_Short task_: Look through the lines below and extract each one that contains "Educação".

(Structured figure records)
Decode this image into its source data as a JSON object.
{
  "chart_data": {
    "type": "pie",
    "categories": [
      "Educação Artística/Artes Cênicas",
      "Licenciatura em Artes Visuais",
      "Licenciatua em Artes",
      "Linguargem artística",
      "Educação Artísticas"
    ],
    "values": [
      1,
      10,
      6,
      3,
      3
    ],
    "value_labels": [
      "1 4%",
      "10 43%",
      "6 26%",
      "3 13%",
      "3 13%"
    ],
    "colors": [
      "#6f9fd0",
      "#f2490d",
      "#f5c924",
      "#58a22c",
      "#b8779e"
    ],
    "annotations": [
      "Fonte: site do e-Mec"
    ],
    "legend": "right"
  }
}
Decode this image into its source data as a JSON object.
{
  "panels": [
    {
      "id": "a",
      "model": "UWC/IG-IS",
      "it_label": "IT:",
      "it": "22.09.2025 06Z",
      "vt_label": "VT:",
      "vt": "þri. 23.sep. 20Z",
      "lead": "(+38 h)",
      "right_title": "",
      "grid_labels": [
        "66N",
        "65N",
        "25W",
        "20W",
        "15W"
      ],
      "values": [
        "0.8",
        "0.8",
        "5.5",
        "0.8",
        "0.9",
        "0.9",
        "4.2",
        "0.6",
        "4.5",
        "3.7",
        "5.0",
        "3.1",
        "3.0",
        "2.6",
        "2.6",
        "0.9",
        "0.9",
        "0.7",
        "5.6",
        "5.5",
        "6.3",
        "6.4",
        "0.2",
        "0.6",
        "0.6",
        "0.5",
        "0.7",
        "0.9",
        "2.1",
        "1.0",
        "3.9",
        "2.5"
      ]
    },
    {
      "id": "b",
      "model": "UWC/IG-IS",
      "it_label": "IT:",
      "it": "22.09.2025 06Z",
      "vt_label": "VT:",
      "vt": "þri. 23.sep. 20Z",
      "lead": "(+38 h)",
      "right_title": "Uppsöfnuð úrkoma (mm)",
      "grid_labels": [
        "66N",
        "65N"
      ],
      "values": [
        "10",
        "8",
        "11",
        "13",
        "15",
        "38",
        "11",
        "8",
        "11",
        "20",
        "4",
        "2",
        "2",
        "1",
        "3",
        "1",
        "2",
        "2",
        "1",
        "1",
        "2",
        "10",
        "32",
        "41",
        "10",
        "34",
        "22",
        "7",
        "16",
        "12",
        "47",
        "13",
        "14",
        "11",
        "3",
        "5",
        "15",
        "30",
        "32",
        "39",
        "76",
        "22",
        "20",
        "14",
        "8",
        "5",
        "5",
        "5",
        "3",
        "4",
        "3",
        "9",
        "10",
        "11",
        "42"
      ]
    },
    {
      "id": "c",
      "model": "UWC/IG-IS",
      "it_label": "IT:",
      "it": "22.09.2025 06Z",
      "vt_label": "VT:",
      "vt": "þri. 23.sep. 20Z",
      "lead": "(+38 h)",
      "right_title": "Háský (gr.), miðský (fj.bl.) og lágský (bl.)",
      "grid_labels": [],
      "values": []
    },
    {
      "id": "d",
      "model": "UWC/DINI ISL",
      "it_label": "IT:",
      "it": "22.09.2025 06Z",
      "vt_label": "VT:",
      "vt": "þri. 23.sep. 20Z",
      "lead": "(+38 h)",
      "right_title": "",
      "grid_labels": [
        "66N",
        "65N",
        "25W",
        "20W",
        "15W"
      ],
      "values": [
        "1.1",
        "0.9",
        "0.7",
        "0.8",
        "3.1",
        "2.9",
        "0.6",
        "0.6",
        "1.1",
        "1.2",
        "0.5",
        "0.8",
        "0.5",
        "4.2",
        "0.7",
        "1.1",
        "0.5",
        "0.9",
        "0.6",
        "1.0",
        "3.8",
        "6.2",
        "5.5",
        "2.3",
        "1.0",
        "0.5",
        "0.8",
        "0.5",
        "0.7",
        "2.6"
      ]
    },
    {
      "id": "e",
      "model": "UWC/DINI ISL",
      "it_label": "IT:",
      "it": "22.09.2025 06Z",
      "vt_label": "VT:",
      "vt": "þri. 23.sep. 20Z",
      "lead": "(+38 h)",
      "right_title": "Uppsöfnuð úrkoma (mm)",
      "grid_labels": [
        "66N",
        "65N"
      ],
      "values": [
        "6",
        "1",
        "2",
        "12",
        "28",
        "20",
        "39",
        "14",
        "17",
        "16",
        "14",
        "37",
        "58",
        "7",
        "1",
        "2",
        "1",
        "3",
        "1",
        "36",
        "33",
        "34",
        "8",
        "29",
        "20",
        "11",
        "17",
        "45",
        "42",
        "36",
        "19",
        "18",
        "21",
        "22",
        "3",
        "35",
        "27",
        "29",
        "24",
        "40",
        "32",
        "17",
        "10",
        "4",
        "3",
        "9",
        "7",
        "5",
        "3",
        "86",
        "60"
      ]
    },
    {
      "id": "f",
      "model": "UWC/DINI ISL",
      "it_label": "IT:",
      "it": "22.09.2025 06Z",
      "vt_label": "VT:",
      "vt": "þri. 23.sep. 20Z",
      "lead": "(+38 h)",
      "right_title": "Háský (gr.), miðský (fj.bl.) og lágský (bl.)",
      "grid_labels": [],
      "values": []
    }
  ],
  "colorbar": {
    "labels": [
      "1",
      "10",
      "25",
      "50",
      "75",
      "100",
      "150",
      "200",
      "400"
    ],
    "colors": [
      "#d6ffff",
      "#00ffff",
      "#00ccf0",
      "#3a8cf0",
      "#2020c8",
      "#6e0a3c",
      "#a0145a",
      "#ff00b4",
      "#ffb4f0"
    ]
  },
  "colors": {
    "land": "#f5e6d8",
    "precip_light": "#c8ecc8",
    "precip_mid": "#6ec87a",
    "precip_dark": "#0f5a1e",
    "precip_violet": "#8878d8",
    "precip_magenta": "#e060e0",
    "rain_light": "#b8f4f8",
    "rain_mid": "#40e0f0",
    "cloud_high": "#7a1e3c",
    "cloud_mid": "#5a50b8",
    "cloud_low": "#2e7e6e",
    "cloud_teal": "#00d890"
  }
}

_Output for this task_:
      "Educação Artística/Artes Cênicas",
      "Educação Artísticas"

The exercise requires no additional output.